(Records from a data collection)
════════════════════
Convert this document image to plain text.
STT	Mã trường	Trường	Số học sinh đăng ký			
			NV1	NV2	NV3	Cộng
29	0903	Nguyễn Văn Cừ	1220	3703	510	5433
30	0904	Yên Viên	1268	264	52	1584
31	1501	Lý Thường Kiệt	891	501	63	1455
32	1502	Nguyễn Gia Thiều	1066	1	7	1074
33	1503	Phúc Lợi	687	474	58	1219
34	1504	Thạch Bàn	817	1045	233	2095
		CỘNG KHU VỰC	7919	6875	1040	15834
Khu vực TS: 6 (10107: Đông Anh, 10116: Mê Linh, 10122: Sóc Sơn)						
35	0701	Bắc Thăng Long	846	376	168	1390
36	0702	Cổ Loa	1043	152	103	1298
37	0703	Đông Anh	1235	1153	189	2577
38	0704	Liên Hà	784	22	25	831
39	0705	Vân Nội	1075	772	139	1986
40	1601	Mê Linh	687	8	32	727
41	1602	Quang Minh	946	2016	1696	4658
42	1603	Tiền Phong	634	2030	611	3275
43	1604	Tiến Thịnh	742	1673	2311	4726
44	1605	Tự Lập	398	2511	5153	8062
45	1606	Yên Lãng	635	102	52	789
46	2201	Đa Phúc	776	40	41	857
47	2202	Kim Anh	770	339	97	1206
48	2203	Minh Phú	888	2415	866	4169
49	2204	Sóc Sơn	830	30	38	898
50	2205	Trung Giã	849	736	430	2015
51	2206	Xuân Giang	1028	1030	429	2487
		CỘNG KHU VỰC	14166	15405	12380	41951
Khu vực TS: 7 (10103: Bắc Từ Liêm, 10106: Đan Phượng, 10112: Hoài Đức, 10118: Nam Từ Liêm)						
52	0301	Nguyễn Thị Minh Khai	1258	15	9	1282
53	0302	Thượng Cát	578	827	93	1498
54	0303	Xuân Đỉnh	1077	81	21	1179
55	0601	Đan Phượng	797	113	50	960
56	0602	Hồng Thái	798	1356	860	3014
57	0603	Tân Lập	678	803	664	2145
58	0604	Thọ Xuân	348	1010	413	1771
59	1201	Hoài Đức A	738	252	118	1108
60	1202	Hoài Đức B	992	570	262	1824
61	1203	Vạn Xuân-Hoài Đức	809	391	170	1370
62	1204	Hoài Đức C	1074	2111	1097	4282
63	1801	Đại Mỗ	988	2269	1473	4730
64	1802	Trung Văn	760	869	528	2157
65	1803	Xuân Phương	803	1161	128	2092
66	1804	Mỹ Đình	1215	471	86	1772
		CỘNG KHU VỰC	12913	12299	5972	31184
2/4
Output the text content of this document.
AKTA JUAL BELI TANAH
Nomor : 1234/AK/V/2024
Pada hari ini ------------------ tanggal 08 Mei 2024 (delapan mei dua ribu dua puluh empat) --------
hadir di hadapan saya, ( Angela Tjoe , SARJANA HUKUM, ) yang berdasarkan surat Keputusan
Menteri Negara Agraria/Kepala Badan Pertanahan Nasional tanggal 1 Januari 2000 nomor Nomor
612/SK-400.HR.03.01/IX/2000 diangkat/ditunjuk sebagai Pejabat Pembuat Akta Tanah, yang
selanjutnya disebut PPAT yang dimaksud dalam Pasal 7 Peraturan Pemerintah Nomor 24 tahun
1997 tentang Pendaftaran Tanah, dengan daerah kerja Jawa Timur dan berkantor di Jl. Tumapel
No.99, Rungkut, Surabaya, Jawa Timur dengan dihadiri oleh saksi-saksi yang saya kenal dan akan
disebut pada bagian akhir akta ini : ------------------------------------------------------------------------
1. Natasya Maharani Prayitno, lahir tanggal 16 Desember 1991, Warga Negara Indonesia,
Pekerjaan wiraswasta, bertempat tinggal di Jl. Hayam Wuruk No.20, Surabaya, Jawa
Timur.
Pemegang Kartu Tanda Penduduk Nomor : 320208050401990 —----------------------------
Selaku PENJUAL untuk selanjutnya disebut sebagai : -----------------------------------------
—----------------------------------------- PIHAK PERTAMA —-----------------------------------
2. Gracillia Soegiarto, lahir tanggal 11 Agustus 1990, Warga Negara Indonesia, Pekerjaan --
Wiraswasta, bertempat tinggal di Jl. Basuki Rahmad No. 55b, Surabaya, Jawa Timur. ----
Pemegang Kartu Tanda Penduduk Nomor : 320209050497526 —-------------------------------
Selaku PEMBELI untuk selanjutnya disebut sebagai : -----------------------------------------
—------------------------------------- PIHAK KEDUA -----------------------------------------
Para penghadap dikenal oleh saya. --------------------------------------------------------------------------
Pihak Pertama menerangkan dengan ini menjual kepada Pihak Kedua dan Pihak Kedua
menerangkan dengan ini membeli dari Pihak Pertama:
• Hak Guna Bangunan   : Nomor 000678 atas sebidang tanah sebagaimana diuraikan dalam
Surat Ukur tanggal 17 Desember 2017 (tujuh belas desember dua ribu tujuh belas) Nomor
════════════════════
• **Problem to solve**:
Return, from the data, each line that has the word "Phượng" in it.

• **Final result**:
Khu vực TS: 7 (10103: Bắc Từ Liêm, 10106: Đan Phượng, 10112: Hoài Đức, 10118: Nam Từ Liêm)						
55	0601	Đan Phượng	797	113	50	960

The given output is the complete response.